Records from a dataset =
────────────────

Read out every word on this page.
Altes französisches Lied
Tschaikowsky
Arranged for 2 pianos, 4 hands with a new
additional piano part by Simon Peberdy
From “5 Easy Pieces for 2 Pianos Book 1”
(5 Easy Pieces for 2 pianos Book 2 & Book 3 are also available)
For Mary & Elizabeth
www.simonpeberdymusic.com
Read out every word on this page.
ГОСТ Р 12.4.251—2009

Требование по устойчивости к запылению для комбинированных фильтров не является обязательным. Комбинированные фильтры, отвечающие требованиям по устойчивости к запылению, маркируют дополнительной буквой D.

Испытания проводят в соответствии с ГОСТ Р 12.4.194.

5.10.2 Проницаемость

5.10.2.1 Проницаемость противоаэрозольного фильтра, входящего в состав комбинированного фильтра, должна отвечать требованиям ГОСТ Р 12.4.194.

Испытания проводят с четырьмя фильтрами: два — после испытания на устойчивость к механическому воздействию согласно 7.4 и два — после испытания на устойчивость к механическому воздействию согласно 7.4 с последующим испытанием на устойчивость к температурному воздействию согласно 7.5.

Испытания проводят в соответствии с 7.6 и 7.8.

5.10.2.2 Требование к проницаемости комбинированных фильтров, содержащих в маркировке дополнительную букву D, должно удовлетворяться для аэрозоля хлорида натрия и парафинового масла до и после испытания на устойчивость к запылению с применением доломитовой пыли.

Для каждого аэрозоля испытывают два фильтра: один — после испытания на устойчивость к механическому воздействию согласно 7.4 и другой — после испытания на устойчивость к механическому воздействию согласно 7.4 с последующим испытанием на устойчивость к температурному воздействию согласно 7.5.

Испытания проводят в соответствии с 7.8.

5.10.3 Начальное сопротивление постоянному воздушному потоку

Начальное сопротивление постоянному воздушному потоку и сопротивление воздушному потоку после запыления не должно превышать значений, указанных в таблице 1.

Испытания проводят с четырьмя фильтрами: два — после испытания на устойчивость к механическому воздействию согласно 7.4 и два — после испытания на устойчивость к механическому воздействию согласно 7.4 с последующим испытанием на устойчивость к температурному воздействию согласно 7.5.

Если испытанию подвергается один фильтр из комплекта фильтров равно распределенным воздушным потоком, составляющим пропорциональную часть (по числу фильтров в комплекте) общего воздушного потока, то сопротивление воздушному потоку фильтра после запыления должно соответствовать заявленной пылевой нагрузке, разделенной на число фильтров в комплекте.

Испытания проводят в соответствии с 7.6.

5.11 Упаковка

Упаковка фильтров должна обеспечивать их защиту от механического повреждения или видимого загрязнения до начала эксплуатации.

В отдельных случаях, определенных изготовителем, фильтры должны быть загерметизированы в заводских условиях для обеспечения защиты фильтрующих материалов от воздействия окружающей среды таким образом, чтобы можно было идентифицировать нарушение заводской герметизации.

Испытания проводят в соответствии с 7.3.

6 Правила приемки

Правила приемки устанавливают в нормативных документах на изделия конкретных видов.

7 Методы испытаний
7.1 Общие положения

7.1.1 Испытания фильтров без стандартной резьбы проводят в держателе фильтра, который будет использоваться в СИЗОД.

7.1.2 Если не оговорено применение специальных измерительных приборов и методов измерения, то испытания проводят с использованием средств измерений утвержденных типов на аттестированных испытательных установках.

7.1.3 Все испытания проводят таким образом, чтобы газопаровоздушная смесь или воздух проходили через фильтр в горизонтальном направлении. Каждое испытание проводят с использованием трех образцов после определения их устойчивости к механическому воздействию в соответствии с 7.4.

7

────────────────

TASK STATEMENT = Copy out all of the records above with nothing altered.

CORRECT RESPONSE =
Read out every word on this page.
Altes französisches Lied
Tschaikowsky
Arranged for 2 pianos, 4 hands with a new
additional piano part by Simon Peberdy
From “5 Easy Pieces for 2 Pianos Book 1”
(5 Easy Pieces for 2 pianos Book 2 & Book 3 are also available)
For Mary & Elizabeth
www.simonpeberdymusic.com
Read out every word on this page.
ГОСТ Р 12.4.251—2009

Требование по устойчивости к запылению для комбинированных фильтров не является обязательным. Комбинированные фильтры, отвечающие требованиям по устойчивости к запылению, маркируют дополнительной буквой D.

Испытания проводят в соответствии с ГОСТ Р 12.4.194.

5.10.2 Проницаемость

5.10.2.1 Проницаемость противоаэрозольного фильтра, входящего в состав комбинированного фильтра, должна отвечать требованиям ГОСТ Р 12.4.194.

Испытания проводят с четырьмя фильтрами: два — после испытания на устойчивость к механическому воздействию согласно 7.4 и два — после испытания на устойчивость к механическому воздействию согласно 7.4 с последующим испытанием на устойчивость к температурному воздействию согласно 7.5.

Испытания проводят в соответствии с 7.6 и 7.8.

5.10.2.2 Требование к проницаемости комбинированных фильтров, содержащих в маркировке дополнительную букву D, должно удовлетворяться для аэрозоля хлорида натрия и парафинового масла до и после испытания на устойчивость к запылению с применением доломитовой пыли.

Для каждого аэрозоля испытывают два фильтра: один — после испытания на устойчивость к механическому воздействию согласно 7.4 и другой — после испытания на устойчивость к механическому воздействию согласно 7.4 с последующим испытанием на устойчивость к температурному воздействию согласно 7.5.

Испытания проводят в соответствии с 7.8.

5.10.3 Начальное сопротивление постоянному воздушному потоку

Начальное сопротивление постоянному воздушному потоку и сопротивление воздушному потоку после запыления не должно превышать значений, указанных в таблице 1.

Испытания проводят с четырьмя фильтрами: два — после испытания на устойчивость к механическому воздействию согласно 7.4 и два — после испытания на устойчивость к механическому воздействию согласно 7.4 с последующим испытанием на устойчивость к температурному воздействию согласно 7.5.

Если испытанию подвергается один фильтр из комплекта фильтров равно распределенным воздушным потоком, составляющим пропорциональную часть (по числу фильтров в комплекте) общего воздушного потока, то сопротивление воздушному потоку фильтра после запыления должно соответствовать заявленной пылевой нагрузке, разделенной на число фильтров в комплекте.

Испытания проводят в соответствии с 7.6.

5.11 Упаковка

Упаковка фильтров должна обеспечивать их защиту от механического повреждения или видимого загрязнения до начала эксплуатации.

В отдельных случаях, определенных изготовителем, фильтры должны быть загерметизированы в заводских условиях для обеспечения защиты фильтрующих материалов от воздействия окружающей среды таким образом, чтобы можно было идентифицировать нарушение заводской герметизации.

Испытания проводят в соответствии с 7.3.

6 Правила приемки

Правила приемки устанавливают в нормативных документах на изделия конкретных видов.

7 Методы испытаний
7.1 Общие положения

7.1.1 Испытания фильтров без стандартной резьбы проводят в держателе фильтра, который будет использоваться в СИЗОД.

7.1.2 Если не оговорено применение специальных измерительных приборов и методов измерения, то испытания проводят с использованием средств измерений утвержденных типов на аттестированных испытательных установках.

7.1.3 Все испытания проводят таким образом, чтобы газопаровоздушная смесь или воздух проходили через фильтр в горизонтальном направлении. Каждое испытание проводят с использованием трех образцов после определения их устойчивости к механическому воздействию в соответствии с 7.4.

7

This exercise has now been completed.